▶ _GOAL_
Reproduce each line of the listing exactly.

▶ _PROVIDED ENTRIES_
################

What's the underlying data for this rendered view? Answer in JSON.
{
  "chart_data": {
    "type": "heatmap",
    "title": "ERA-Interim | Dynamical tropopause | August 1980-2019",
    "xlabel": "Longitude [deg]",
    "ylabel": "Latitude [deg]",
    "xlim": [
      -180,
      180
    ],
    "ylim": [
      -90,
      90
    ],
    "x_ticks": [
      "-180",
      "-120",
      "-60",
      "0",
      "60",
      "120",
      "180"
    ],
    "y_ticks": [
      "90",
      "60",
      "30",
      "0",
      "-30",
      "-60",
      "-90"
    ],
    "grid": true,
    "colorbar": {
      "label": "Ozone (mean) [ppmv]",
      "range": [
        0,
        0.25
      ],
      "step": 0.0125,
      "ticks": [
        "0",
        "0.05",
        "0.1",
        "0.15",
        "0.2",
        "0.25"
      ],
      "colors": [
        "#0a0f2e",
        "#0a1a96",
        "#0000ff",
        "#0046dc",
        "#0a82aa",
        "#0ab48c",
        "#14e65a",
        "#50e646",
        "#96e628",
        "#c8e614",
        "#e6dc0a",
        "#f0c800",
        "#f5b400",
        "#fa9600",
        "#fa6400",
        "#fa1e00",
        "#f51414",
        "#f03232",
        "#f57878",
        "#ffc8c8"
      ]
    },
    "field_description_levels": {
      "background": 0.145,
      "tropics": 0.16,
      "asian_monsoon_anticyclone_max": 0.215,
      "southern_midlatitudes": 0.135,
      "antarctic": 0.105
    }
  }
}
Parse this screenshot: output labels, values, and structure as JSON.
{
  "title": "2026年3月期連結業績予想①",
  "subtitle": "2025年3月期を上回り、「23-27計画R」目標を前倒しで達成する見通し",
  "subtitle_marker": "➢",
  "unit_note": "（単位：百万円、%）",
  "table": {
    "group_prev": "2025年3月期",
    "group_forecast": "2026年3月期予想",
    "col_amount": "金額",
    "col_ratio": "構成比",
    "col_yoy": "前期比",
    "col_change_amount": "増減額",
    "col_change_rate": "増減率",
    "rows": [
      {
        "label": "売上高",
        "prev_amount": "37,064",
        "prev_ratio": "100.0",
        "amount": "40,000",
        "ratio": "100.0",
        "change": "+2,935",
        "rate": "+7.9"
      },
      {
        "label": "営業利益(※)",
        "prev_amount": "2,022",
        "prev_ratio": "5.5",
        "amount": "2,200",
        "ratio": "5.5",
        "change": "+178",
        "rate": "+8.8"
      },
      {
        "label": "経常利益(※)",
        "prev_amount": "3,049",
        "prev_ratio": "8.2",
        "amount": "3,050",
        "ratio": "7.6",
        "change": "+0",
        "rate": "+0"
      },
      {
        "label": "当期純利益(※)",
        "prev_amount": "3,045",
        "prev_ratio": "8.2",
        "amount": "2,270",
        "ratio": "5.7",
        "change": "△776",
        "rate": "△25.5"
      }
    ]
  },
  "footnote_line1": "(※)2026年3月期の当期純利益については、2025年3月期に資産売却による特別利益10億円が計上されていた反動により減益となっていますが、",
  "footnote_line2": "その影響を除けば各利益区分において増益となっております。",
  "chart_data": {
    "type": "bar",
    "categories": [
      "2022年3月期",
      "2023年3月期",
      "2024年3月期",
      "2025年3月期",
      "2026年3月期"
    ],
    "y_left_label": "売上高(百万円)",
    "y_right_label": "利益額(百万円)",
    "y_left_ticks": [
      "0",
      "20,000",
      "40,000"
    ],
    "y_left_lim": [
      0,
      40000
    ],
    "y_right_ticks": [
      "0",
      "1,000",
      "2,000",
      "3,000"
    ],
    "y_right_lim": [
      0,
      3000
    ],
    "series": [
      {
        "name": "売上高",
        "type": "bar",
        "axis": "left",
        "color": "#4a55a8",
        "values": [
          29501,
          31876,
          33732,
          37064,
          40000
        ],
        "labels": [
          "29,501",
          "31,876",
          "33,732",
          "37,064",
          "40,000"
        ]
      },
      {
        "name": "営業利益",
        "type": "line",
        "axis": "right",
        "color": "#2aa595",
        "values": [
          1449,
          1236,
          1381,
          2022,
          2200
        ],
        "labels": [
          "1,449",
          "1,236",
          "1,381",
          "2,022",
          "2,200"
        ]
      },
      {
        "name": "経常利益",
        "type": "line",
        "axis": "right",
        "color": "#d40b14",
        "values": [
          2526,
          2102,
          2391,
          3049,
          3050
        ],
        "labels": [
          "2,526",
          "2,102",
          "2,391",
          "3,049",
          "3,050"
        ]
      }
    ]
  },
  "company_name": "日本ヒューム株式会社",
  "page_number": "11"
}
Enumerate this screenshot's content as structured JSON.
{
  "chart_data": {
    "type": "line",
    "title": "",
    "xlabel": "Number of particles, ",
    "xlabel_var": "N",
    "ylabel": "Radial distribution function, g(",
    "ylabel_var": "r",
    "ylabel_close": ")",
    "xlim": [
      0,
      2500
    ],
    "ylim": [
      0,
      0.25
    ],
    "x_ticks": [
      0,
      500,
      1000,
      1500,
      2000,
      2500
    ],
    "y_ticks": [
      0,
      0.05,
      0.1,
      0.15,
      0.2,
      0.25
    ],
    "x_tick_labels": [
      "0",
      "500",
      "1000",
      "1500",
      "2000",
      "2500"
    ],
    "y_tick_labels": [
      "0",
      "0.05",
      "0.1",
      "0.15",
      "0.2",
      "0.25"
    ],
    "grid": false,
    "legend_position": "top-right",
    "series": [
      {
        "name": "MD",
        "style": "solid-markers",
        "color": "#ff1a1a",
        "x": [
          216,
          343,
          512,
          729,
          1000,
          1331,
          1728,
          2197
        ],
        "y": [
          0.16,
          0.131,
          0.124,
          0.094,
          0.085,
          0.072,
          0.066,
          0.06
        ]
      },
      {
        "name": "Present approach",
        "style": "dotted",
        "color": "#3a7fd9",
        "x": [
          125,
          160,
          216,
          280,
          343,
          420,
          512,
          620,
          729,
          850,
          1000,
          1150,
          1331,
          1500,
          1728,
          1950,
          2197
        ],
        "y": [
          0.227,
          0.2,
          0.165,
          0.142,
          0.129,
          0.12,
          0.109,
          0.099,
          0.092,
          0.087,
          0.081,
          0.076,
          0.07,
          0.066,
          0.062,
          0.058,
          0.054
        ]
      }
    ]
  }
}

################

▶ _REPLY TO THE TASK_
What's the underlying data for this rendered view? Answer in JSON.
{
  "chart_data": {
    "type": "heatmap",
    "title": "ERA-Interim | Dynamical tropopause | August 1980-2019",
    "xlabel": "Longitude [deg]",
    "ylabel": "Latitude [deg]",
    "xlim": [
      -180,
      180
    ],
    "ylim": [
      -90,
      90
    ],
    "x_ticks": [
      "-180",
      "-120",
      "-60",
      "0",
      "60",
      "120",
      "180"
    ],
    "y_ticks": [
      "90",
      "60",
      "30",
      "0",
      "-30",
      "-60",
      "-90"
    ],
    "grid": true,
    "colorbar": {
      "label": "Ozone (mean) [ppmv]",
      "range": [
        0,
        0.25
      ],
      "step": 0.0125,
      "ticks": [
        "0",
        "0.05",
        "0.1",
        "0.15",
        "0.2",
        "0.25"
      ],
      "colors": [
        "#0a0f2e",
        "#0a1a96",
        "#0000ff",
        "#0046dc",
        "#0a82aa",
        "#0ab48c",
        "#14e65a",
        "#50e646",
        "#96e628",
        "#c8e614",
        "#e6dc0a",
        "#f0c800",
        "#f5b400",
        "#fa9600",
        "#fa6400",
        "#fa1e00",
        "#f51414",
        "#f03232",
        "#f57878",
        "#ffc8c8"
      ]
    },
    "field_description_levels": {
      "background": 0.145,
      "tropics": 0.16,
      "asian_monsoon_anticyclone_max": 0.215,
      "southern_midlatitudes": 0.135,
      "antarctic": 0.105
    }
  }
}
Parse this screenshot: output labels, values, and structure as JSON.
{
  "title": "2026年3月期連結業績予想①",
  "subtitle": "2025年3月期を上回り、「23-27計画R」目標を前倒しで達成する見通し",
  "subtitle_marker": "➢",
  "unit_note": "（単位：百万円、%）",
  "table": {
    "group_prev": "2025年3月期",
    "group_forecast": "2026年3月期予想",
    "col_amount": "金額",
    "col_ratio": "構成比",
    "col_yoy": "前期比",
    "col_change_amount": "増減額",
    "col_change_rate": "増減率",
    "rows": [
      {
        "label": "売上高",
        "prev_amount": "37,064",
        "prev_ratio": "100.0",
        "amount": "40,000",
        "ratio": "100.0",
        "change": "+2,935",
        "rate": "+7.9"
      },
      {
        "label": "営業利益(※)",
        "prev_amount": "2,022",
        "prev_ratio": "5.5",
        "amount": "2,200",
        "ratio": "5.5",
        "change": "+178",
        "rate": "+8.8"
      },
      {
        "label": "経常利益(※)",
        "prev_amount": "3,049",
        "prev_ratio": "8.2",
        "amount": "3,050",
        "ratio": "7.6",
        "change": "+0",
        "rate": "+0"
      },
      {
        "label": "当期純利益(※)",
        "prev_amount": "3,045",
        "prev_ratio": "8.2",
        "amount": "2,270",
        "ratio": "5.7",
        "change": "△776",
        "rate": "△25.5"
      }
    ]
  },
  "footnote_line1": "(※)2026年3月期の当期純利益については、2025年3月期に資産売却による特別利益10億円が計上されていた反動により減益となっていますが、",
  "footnote_line2": "その影響を除けば各利益区分において増益となっております。",
  "chart_data": {
    "type": "bar",
    "categories": [
      "2022年3月期",
      "2023年3月期",
      "2024年3月期",
      "2025年3月期",
      "2026年3月期"
    ],
    "y_left_label": "売上高(百万円)",
    "y_right_label": "利益額(百万円)",
    "y_left_ticks": [
      "0",
      "20,000",
      "40,000"
    ],
    "y_left_lim": [
      0,
      40000
    ],
    "y_right_ticks": [
      "0",
      "1,000",
      "2,000",
      "3,000"
    ],
    "y_right_lim": [
      0,
      3000
    ],
    "series": [
      {
        "name": "売上高",
        "type": "bar",
        "axis": "left",
        "color": "#4a55a8",
        "values": [
          29501,
          31876,
          33732,
          37064,
          40000
        ],
        "labels": [
          "29,501",
          "31,876",
          "33,732",
          "37,064",
          "40,000"
        ]
      },
      {
        "name": "営業利益",
        "type": "line",
        "axis": "right",
        "color": "#2aa595",
        "values": [
          1449,
          1236,
          1381,
          2022,
          2200
        ],
        "labels": [
          "1,449",
          "1,236",
          "1,381",
          "2,022",
          "2,200"
        ]
      },
      {
        "name": "経常利益",
        "type": "line",
        "axis": "right",
        "color": "#d40b14",
        "values": [
          2526,
          2102,
          2391,
          3049,
          3050
        ],
        "labels": [
          "2,526",
          "2,102",
          "2,391",
          "3,049",
          "3,050"
        ]
      }
    ]
  },
  "company_name": "日本ヒューム株式会社",
  "page_number": "11"
}
Enumerate this screenshot's content as structured JSON.
{
  "chart_data": {
    "type": "line",
    "title": "",
    "xlabel": "Number of particles, ",
    "xlabel_var": "N",
    "ylabel": "Radial distribution function, g(",
    "ylabel_var": "r",
    "ylabel_close": ")",
    "xlim": [
      0,
      2500
    ],
    "ylim": [
      0,
      0.25
    ],
    "x_ticks": [
      0,
      500,
      1000,
      1500,
      2000,
      2500
    ],
    "y_ticks": [
      0,
      0.05,
      0.1,
      0.15,
      0.2,
      0.25
    ],
    "x_tick_labels": [
      "0",
      "500",
      "1000",
      "1500",
      "2000",
      "2500"
    ],
    "y_tick_labels": [
      "0",
      "0.05",
      "0.1",
      "0.15",
      "0.2",
      "0.25"
    ],
    "grid": false,
    "legend_position": "top-right",
    "series": [
      {
        "name": "MD",
        "style": "solid-markers",
        "color": "#ff1a1a",
        "x": [
          216,
          343,
          512,
          729,
          1000,
          1331,
          1728,
          2197
        ],
        "y": [
          0.16,
          0.131,
          0.124,
          0.094,
          0.085,
          0.072,
          0.066,
          0.06
        ]
      },
      {
        "name": "Present approach",
        "style": "dotted",
        "color": "#3a7fd9",
        "x": [
          125,
          160,
          216,
          280,
          343,
          420,
          512,
          620,
          729,
          850,
          1000,
          1150,
          1331,
          1500,
          1728,
          1950,
          2197
        ],
        "y": [
          0.227,
          0.2,
          0.165,
          0.142,
          0.129,
          0.12,
          0.109,
          0.099,
          0.092,
          0.087,
          0.081,
          0.076,
          0.07,
          0.066,
          0.062,
          0.058,
          0.054
        ]
      }
    ]
  }
}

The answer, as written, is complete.